### PROBLEM STATEMENT
Show every line in the entries below where the word "What" appears.
# START OF TASK INPUTS
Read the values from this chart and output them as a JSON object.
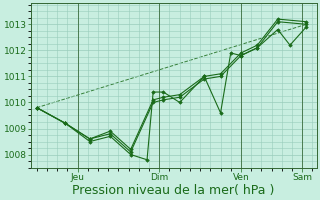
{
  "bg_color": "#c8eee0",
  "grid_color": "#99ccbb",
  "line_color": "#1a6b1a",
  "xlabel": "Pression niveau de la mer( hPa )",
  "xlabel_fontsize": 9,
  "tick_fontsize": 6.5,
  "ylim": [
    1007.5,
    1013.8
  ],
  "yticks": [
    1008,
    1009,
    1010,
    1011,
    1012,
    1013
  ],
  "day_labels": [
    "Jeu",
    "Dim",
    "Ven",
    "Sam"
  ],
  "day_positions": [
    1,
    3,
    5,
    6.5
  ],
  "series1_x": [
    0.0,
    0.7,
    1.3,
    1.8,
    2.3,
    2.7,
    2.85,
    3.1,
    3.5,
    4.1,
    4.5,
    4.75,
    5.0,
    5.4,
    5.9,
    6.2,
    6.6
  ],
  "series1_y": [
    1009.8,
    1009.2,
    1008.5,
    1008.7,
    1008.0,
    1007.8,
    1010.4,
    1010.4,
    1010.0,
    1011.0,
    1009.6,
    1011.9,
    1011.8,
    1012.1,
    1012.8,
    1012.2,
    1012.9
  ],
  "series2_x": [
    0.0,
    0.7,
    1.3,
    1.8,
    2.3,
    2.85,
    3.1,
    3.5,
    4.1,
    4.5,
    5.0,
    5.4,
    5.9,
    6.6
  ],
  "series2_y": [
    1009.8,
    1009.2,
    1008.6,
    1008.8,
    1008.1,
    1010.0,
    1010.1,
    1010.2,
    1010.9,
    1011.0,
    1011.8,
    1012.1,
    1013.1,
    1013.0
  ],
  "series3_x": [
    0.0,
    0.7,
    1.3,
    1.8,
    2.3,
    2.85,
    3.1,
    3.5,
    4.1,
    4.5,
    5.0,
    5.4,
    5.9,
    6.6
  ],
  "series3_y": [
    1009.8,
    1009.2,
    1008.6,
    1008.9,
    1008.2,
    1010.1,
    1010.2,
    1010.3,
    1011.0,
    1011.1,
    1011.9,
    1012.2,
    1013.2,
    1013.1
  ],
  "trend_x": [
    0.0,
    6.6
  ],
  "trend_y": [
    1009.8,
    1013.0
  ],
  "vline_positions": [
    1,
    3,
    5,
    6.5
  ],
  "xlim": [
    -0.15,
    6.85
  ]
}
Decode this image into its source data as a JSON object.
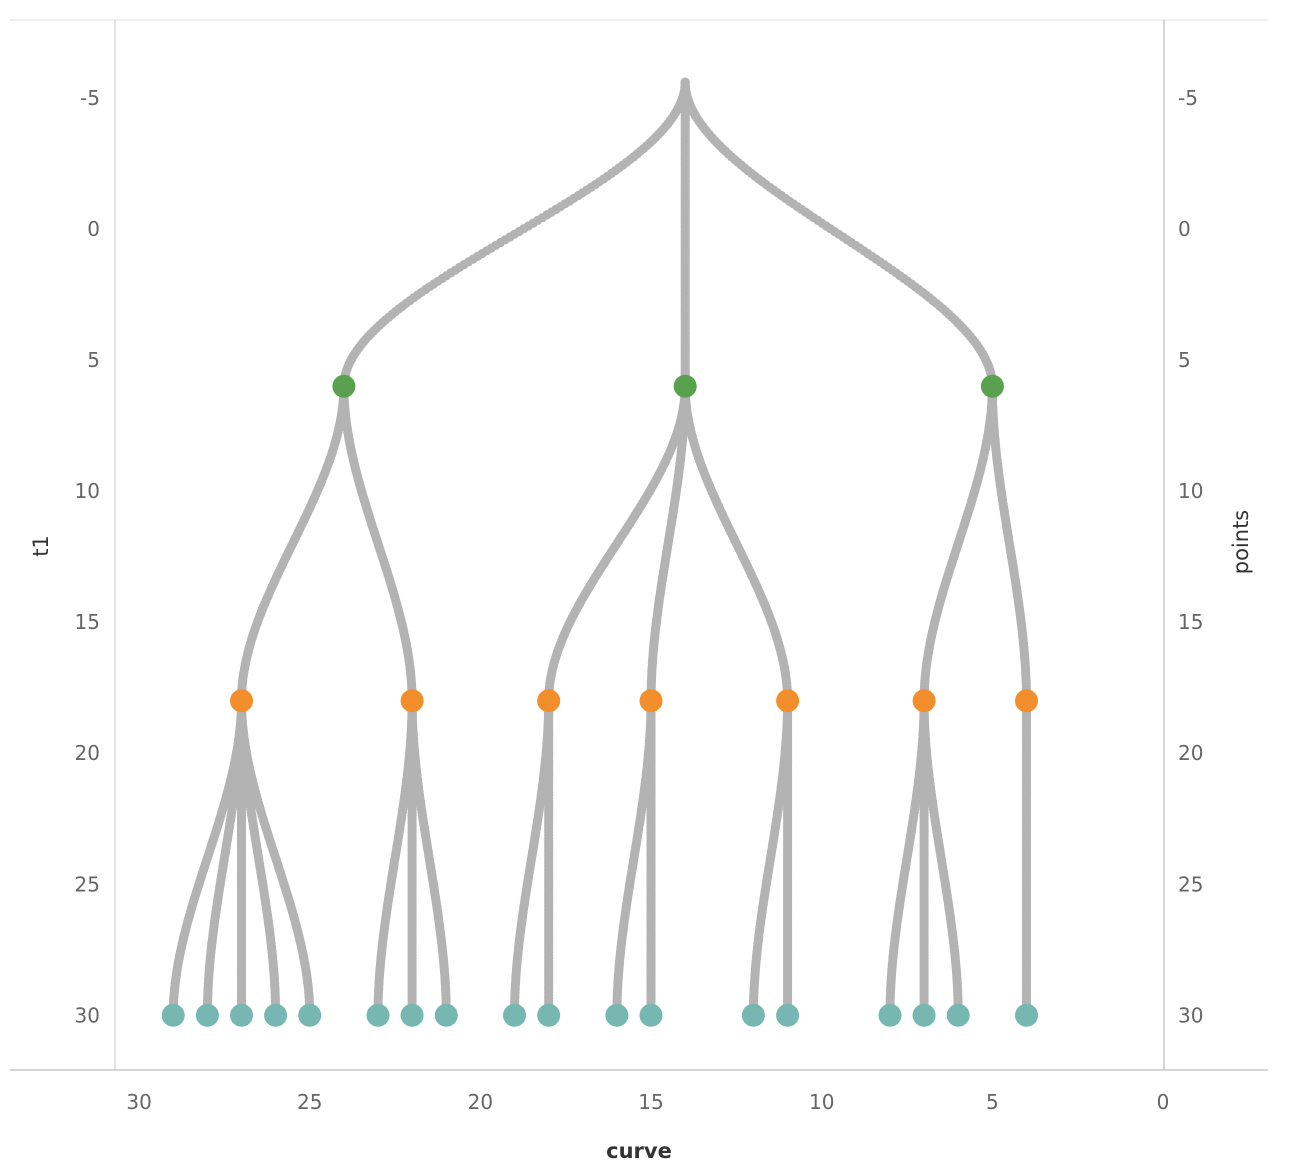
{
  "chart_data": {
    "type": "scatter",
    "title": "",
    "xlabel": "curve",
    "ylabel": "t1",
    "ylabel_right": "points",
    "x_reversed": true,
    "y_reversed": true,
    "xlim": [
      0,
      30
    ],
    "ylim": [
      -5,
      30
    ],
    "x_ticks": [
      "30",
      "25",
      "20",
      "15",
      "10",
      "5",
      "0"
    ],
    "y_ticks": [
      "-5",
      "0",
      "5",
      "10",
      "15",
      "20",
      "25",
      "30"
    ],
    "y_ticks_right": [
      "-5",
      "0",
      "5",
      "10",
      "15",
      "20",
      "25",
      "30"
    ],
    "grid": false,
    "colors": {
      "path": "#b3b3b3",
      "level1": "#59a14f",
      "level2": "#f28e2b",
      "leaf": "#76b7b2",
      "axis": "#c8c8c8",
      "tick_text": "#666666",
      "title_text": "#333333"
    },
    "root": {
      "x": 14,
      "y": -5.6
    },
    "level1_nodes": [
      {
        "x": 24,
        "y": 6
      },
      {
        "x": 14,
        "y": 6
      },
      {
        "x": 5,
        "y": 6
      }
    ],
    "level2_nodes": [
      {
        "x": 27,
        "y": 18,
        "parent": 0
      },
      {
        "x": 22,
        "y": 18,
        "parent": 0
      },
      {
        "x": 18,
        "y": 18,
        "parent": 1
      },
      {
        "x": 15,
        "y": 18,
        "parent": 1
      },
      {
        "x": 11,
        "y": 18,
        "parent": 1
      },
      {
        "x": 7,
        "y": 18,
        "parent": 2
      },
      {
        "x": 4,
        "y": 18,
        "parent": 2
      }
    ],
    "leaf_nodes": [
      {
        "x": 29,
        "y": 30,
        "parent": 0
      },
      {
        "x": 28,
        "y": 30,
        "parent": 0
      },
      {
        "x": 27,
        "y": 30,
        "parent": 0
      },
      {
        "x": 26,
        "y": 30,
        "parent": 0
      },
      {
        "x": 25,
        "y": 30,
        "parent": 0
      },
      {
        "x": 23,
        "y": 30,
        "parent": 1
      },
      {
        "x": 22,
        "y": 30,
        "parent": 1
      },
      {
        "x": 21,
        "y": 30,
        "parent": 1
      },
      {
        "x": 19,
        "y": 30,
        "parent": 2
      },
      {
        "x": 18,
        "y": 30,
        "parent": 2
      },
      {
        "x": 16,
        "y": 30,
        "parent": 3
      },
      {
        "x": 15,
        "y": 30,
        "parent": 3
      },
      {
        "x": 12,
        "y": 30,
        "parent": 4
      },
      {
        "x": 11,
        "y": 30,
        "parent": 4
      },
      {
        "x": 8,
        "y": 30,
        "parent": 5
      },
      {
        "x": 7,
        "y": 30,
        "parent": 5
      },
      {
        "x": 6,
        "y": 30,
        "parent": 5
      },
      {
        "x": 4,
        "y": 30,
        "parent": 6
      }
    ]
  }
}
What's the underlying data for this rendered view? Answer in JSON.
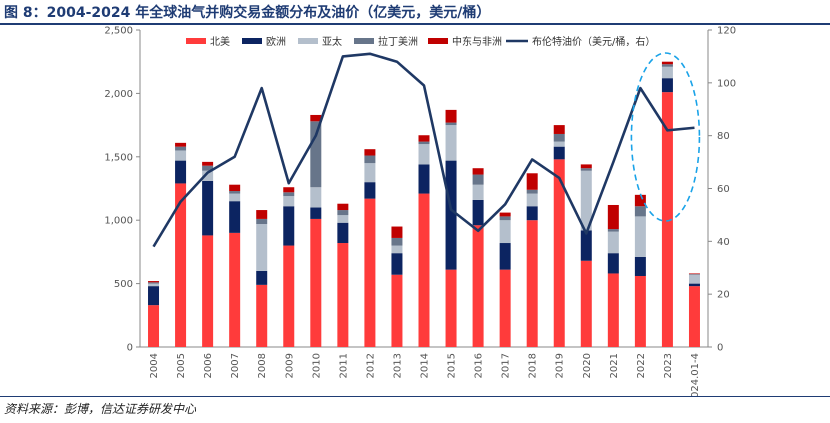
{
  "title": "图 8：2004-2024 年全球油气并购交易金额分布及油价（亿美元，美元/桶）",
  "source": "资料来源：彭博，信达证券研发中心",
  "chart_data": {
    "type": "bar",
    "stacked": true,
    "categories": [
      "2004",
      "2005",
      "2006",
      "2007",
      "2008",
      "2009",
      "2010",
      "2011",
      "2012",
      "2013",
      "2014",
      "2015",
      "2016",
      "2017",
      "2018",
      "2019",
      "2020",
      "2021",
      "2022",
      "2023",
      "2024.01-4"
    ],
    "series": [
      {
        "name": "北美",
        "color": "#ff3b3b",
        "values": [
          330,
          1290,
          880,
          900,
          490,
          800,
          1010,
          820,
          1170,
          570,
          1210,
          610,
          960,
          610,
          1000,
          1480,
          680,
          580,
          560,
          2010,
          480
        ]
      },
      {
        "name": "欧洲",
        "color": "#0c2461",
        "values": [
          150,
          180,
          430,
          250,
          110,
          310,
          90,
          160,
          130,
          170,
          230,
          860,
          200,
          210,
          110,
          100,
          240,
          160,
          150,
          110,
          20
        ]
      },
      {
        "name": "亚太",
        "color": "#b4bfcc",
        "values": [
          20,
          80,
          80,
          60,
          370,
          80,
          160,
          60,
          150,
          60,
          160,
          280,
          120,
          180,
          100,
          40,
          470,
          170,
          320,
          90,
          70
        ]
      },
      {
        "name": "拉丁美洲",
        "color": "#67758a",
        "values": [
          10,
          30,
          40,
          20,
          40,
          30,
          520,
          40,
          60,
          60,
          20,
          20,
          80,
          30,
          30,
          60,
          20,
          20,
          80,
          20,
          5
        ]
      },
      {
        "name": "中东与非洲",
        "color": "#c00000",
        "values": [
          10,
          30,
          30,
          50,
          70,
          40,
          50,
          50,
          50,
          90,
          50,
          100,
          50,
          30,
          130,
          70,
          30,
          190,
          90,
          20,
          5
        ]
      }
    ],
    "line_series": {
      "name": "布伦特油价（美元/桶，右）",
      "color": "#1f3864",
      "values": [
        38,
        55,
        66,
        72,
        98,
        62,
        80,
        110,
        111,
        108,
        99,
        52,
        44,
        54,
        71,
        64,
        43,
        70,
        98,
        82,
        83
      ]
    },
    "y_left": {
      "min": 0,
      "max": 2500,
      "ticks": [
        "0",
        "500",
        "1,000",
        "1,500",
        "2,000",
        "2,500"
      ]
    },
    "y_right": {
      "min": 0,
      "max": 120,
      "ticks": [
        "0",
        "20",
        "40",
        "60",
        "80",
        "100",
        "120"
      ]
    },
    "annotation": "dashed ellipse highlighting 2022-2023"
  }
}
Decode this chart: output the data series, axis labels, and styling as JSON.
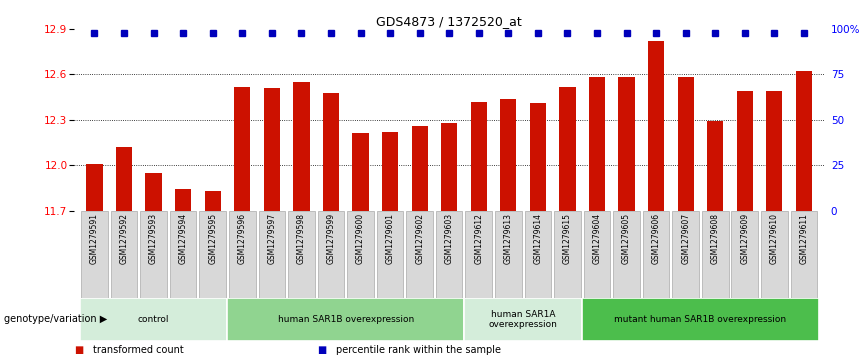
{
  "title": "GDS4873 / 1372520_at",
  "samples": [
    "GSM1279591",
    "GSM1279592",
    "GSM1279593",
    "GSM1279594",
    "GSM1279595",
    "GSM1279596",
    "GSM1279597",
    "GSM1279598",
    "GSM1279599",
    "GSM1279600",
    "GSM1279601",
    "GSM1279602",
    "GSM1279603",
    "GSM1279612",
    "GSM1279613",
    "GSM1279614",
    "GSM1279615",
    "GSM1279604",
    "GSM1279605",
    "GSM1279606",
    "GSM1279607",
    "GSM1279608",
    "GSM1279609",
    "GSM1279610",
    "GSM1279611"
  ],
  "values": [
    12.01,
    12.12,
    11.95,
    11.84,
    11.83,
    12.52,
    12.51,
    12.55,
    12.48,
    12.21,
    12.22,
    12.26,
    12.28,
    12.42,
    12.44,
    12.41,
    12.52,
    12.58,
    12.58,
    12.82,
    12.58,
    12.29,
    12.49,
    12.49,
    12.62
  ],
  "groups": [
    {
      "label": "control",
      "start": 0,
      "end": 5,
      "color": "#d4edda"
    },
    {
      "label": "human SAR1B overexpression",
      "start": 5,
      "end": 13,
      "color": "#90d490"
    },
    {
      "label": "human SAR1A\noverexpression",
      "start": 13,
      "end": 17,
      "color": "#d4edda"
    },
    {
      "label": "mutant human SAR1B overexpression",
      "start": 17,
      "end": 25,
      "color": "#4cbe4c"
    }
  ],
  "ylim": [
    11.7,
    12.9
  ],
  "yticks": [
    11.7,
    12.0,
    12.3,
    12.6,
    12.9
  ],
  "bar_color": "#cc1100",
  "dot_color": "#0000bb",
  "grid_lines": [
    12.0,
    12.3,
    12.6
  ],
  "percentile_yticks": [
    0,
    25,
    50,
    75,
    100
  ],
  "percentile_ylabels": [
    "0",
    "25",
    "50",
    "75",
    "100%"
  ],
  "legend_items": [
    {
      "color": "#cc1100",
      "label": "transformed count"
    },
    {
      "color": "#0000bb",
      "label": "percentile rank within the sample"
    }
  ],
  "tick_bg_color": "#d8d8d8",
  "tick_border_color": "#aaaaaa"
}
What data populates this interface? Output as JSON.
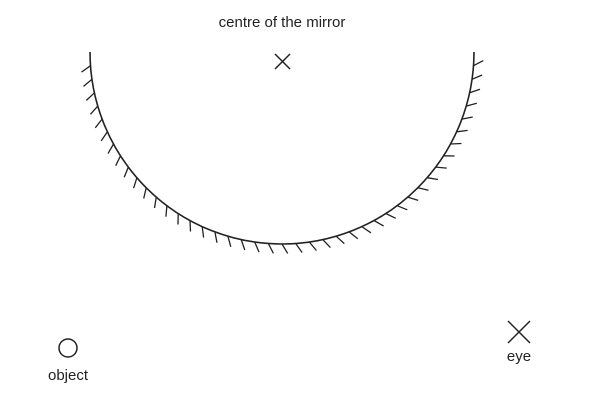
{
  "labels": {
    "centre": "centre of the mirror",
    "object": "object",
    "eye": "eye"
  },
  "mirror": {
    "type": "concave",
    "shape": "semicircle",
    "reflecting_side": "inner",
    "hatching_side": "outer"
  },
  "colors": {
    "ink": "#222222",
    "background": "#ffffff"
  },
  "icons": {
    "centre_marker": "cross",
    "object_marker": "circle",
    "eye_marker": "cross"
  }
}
# END OF TASK INPUTS
### ANSWER TO THIS TASK
What's the underlying data for this rendered view? Answer in JSON.
What data populates this interface? Output as JSON.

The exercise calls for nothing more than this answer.